_Exercise materials_
--
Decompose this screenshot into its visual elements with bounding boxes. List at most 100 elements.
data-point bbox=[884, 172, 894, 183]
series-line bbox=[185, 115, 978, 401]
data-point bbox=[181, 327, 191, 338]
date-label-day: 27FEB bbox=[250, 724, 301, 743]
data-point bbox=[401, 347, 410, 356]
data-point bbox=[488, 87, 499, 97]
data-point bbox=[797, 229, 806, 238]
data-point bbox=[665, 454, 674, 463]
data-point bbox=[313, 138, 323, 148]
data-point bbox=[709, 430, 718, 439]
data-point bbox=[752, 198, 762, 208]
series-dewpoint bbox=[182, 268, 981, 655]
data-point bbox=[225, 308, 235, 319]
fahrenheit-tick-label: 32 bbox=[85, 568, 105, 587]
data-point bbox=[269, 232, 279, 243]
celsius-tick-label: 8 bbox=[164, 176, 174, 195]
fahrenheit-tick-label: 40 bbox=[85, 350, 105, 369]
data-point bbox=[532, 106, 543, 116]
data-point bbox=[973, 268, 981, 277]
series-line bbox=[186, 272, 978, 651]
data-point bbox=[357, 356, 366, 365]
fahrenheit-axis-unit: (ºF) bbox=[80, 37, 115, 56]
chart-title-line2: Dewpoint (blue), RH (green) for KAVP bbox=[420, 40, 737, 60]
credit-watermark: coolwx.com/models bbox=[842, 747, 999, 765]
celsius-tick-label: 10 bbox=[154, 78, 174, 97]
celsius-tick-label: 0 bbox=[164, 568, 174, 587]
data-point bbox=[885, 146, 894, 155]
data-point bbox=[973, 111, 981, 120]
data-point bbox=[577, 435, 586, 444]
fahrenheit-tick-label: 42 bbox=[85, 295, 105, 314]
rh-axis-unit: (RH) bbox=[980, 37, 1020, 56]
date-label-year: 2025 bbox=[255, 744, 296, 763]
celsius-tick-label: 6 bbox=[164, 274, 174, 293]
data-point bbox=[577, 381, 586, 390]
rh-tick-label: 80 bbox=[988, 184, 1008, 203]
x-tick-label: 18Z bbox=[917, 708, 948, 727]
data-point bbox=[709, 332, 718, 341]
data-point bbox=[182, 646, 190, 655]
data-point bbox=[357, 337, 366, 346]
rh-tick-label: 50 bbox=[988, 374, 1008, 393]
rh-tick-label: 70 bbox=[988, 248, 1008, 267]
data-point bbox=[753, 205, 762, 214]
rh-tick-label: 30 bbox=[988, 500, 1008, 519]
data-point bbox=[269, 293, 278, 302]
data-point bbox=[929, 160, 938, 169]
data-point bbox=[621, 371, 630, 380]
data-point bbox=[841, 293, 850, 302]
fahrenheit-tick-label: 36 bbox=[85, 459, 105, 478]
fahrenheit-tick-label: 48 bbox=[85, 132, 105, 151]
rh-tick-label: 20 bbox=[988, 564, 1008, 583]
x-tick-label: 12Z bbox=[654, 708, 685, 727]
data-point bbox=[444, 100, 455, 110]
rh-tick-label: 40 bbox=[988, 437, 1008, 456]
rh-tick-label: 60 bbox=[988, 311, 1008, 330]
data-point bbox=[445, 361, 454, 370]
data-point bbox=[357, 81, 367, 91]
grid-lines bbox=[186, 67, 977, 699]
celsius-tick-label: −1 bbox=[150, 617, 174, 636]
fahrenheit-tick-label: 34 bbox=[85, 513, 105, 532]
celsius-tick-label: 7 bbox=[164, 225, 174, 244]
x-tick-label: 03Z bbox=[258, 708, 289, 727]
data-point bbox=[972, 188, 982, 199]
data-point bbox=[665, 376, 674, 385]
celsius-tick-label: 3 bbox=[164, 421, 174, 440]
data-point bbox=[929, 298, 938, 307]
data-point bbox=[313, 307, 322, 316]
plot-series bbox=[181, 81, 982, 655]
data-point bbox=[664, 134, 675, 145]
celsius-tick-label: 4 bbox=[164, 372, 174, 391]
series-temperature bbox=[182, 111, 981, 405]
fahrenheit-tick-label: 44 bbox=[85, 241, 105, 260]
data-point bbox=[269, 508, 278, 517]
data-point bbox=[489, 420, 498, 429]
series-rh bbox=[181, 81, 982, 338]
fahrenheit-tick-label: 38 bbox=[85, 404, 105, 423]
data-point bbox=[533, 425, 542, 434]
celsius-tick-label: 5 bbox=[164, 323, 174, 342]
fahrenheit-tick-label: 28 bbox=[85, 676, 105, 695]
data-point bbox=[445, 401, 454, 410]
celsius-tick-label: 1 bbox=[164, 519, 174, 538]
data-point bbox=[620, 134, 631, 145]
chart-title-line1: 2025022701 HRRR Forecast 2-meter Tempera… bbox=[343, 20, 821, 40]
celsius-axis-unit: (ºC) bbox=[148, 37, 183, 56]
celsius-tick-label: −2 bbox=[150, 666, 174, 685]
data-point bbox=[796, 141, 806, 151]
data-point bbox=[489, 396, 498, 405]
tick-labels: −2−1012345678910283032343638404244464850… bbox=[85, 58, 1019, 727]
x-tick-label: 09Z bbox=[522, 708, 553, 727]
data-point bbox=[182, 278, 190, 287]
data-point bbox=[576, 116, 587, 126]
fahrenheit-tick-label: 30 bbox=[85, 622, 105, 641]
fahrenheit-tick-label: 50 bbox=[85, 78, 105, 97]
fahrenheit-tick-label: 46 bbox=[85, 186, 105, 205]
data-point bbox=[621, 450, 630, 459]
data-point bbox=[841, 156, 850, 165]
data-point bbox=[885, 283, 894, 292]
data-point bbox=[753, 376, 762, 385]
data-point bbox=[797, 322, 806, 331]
--
_Required work_
Format everything from the start of the listing down to and including the line that contains "data-point bbox=[532, 106, 543, 116]" as a Markdown table with two columns, Row and Listing line, numbering each row and omitting blank lines.

_Task result_
| Row | Listing line |
|---|---|
| 1 | Decompose this screenshot into its visual elements with bounding boxes. List at most 100 elements. |
| 2 | data-point bbox=[884, 172, 894, 183] |
| 3 | series-line bbox=[185, 115, 978, 401] |
| 4 | data-point bbox=[181, 327, 191, 338] |
| 5 | date-label-day: 27FEB bbox=[250, 724, 301, 743] |
| 6 | data-point bbox=[401, 347, 410, 356] |
| 7 | data-point bbox=[488, 87, 499, 97] |
| 8 | data-point bbox=[797, 229, 806, 238] |
| 9 | data-point bbox=[665, 454, 674, 463] |
| 10 | data-point bbox=[313, 138, 323, 148] |
| 11 | data-point bbox=[709, 430, 718, 439] |
| 12 | data-point bbox=[752, 198, 762, 208] |
| 13 | series-dewpoint bbox=[182, 268, 981, 655] |
| 14 | data-point bbox=[225, 308, 235, 319] |
| 15 | fahrenheit-tick-label: 32 bbox=[85, 568, 105, 587] |
| 16 | data-point bbox=[269, 232, 279, 243] |
| 17 | celsius-tick-label: 8 bbox=[164, 176, 174, 195] |
| 18 | fahrenheit-tick-label: 40 bbox=[85, 350, 105, 369] |
| 19 | data-point bbox=[532, 106, 543, 116] |